(Figure collection entries)
----------------------------------------

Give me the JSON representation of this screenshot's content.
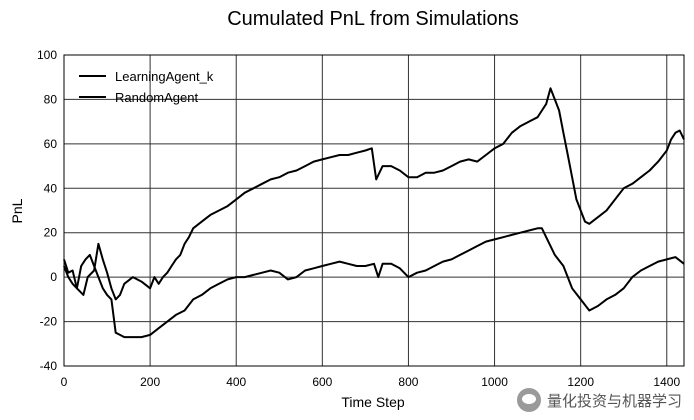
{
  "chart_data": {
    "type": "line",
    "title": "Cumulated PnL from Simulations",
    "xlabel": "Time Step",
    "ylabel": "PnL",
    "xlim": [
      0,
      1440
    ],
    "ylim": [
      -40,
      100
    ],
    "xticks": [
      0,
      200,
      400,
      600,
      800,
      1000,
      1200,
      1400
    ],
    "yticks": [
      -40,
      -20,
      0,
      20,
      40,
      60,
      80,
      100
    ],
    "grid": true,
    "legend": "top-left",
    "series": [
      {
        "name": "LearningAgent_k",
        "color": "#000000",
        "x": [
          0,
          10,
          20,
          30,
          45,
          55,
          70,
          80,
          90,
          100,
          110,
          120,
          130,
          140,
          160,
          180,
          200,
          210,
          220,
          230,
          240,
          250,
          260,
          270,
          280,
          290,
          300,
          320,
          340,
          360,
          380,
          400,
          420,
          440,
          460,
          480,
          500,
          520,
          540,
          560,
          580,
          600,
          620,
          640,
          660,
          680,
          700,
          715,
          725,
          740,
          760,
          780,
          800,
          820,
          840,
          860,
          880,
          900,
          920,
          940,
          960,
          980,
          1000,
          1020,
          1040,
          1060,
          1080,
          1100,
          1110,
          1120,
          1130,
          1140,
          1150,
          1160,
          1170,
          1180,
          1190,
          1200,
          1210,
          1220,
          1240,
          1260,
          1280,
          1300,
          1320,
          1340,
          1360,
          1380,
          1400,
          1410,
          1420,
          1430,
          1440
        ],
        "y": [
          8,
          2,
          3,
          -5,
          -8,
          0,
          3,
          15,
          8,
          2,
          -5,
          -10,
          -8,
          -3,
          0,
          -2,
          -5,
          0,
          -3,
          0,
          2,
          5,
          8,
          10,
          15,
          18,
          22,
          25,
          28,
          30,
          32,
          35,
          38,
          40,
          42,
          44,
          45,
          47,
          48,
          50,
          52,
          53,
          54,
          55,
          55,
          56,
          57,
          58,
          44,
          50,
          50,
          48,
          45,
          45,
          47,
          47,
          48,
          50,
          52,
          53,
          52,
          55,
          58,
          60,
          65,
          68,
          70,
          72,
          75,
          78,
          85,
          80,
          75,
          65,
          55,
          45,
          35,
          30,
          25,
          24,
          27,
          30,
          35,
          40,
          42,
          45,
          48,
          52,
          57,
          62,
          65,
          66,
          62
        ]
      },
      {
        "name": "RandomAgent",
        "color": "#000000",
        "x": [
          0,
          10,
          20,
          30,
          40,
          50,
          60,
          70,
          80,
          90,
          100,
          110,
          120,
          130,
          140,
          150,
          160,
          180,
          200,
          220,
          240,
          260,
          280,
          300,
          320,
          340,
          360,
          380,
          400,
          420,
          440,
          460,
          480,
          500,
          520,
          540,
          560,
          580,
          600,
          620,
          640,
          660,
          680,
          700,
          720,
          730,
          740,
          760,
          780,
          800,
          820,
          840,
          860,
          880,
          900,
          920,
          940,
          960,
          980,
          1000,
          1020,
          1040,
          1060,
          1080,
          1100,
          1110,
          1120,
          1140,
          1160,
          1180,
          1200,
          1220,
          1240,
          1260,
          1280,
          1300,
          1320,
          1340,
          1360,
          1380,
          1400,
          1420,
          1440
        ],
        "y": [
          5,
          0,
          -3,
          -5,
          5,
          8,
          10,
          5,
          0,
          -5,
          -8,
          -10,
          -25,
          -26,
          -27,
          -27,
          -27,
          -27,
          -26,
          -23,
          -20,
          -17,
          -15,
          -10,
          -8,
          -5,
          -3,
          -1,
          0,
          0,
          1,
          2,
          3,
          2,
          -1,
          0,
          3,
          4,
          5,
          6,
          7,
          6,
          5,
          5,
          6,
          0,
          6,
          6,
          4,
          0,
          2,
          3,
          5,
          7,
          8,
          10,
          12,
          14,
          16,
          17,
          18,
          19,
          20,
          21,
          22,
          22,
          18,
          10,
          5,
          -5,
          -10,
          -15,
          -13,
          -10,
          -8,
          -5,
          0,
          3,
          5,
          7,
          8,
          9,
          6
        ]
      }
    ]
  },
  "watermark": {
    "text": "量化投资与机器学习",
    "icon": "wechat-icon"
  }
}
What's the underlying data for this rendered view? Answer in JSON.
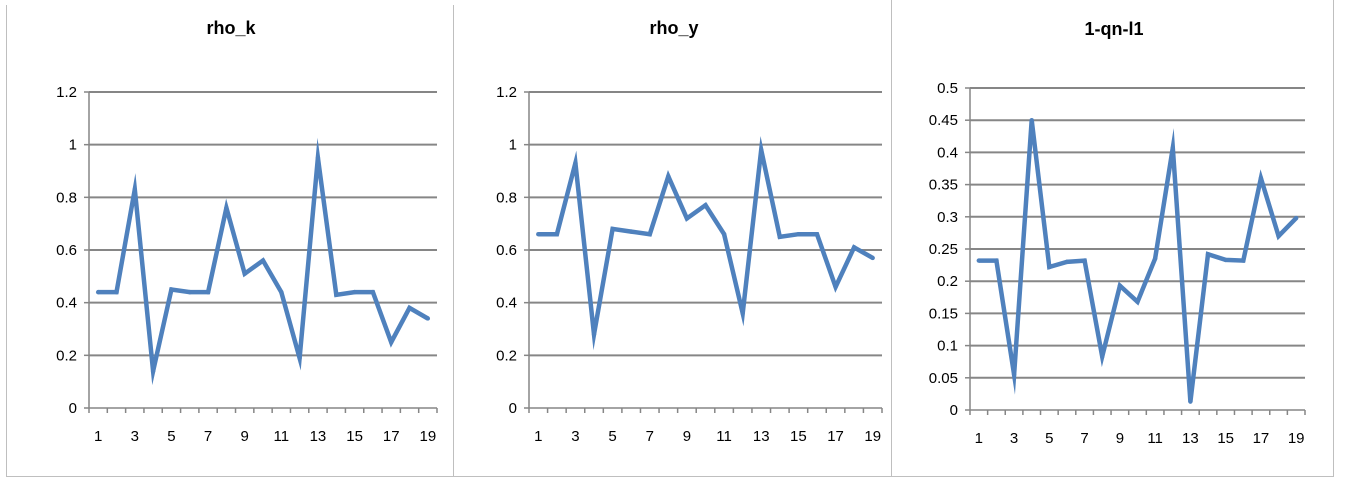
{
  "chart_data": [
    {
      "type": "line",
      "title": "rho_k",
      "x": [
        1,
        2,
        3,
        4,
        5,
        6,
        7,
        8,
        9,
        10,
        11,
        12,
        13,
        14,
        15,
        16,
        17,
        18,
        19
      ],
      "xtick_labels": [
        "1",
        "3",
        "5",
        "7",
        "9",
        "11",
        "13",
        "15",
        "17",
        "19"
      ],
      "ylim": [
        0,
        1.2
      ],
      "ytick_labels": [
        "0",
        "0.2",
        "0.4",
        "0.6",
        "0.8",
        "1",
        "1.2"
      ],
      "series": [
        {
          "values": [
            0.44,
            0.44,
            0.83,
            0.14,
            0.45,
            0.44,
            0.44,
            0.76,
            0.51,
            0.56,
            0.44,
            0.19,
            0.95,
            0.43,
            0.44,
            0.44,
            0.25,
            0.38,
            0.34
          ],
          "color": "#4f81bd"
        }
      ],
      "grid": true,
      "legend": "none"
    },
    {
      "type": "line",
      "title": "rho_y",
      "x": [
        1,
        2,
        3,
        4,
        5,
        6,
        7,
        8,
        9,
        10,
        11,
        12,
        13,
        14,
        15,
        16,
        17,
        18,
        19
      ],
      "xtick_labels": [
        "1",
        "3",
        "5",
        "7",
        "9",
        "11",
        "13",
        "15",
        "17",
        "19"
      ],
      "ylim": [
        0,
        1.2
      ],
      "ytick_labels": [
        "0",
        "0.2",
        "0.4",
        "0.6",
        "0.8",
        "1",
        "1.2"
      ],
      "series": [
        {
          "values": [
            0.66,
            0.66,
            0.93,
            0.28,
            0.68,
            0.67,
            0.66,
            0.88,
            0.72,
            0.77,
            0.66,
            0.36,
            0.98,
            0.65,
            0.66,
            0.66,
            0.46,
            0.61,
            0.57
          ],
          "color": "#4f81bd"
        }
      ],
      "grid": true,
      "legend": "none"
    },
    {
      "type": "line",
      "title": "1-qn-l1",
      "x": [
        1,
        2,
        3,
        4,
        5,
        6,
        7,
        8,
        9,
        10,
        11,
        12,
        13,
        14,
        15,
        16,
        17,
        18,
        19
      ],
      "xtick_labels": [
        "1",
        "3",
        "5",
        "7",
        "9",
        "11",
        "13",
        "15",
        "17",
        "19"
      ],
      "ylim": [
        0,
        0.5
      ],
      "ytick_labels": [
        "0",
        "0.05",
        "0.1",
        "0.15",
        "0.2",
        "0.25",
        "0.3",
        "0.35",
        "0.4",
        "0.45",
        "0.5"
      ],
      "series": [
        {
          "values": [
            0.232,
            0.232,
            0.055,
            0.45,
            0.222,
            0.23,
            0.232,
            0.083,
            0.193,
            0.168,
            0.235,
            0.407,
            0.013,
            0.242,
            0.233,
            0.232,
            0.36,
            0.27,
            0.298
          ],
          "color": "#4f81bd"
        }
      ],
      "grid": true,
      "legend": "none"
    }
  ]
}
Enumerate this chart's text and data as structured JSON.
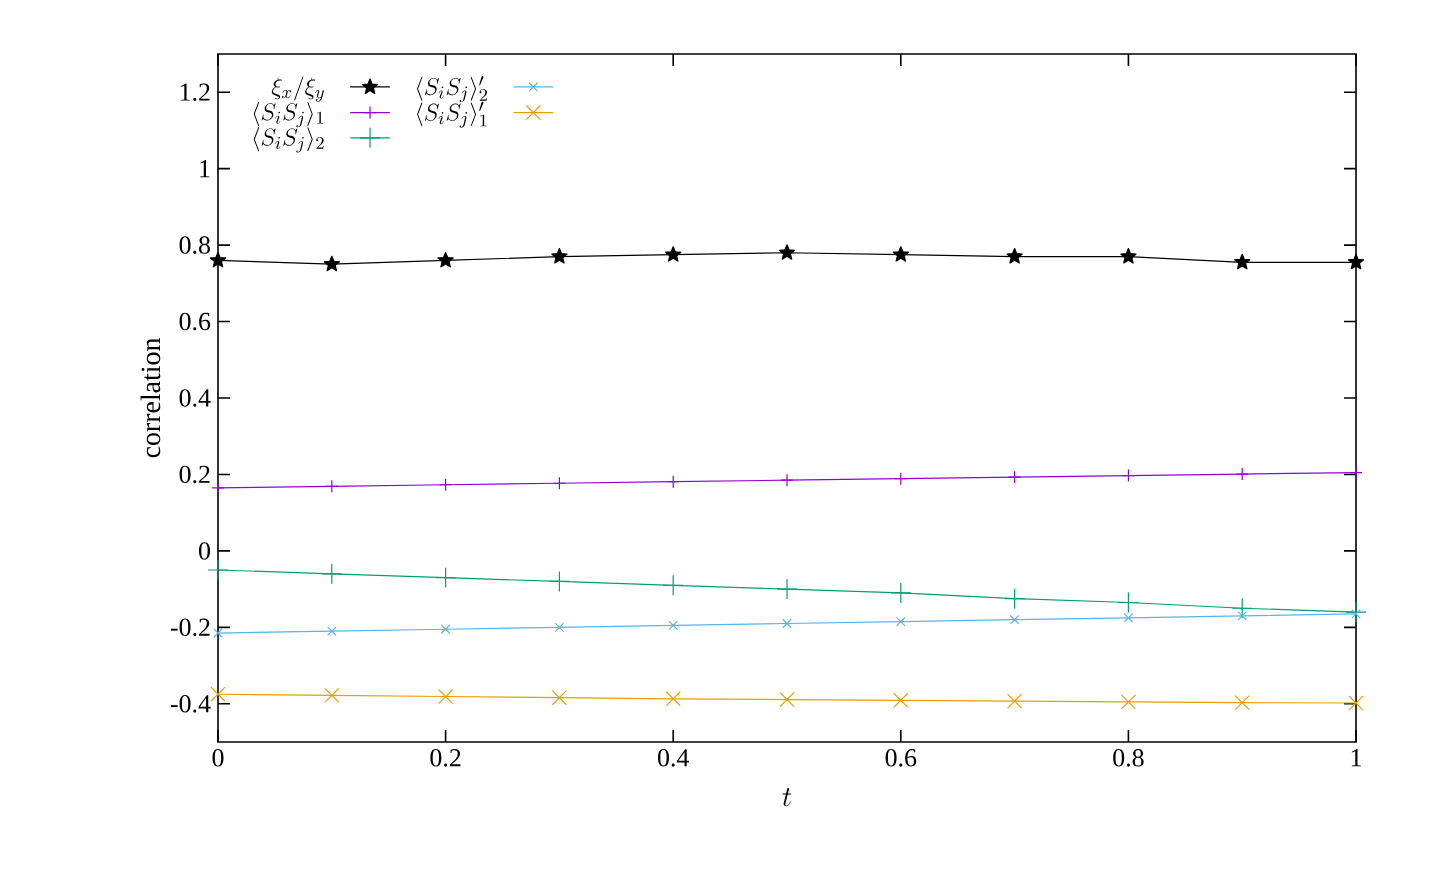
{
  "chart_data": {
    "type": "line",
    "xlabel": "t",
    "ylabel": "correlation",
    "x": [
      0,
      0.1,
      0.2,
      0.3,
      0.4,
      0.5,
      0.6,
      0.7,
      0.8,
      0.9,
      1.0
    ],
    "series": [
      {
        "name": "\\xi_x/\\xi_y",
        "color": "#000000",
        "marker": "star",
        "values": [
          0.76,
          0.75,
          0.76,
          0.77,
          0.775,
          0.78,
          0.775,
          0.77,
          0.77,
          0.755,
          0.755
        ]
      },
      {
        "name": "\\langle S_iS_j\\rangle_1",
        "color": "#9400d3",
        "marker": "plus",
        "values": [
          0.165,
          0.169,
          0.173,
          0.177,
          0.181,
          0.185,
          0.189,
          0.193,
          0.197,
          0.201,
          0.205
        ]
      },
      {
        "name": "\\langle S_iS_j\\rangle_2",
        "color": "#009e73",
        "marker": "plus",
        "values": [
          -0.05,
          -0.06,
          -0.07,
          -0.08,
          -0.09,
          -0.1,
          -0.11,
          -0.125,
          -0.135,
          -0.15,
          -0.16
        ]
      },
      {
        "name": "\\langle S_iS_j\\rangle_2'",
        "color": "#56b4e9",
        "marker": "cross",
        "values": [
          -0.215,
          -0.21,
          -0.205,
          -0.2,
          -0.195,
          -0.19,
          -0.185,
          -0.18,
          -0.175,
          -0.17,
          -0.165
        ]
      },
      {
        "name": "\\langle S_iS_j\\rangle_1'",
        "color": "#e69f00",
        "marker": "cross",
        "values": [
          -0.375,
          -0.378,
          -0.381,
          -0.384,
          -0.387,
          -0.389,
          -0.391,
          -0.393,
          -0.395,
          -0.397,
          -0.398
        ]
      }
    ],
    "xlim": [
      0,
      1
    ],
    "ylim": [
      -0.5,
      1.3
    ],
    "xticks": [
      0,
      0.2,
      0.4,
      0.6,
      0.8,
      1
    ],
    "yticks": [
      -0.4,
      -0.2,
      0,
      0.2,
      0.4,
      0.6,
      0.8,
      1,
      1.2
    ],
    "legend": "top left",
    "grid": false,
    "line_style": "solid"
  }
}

----------------------------------------

Pick out every line of the listing containing the word "title", and show those lines.

    "title": "Cumulated PnL from Simulations",
      "title": "rho_k",
      "title": "rho_y",
      "title": "1-qn-l1",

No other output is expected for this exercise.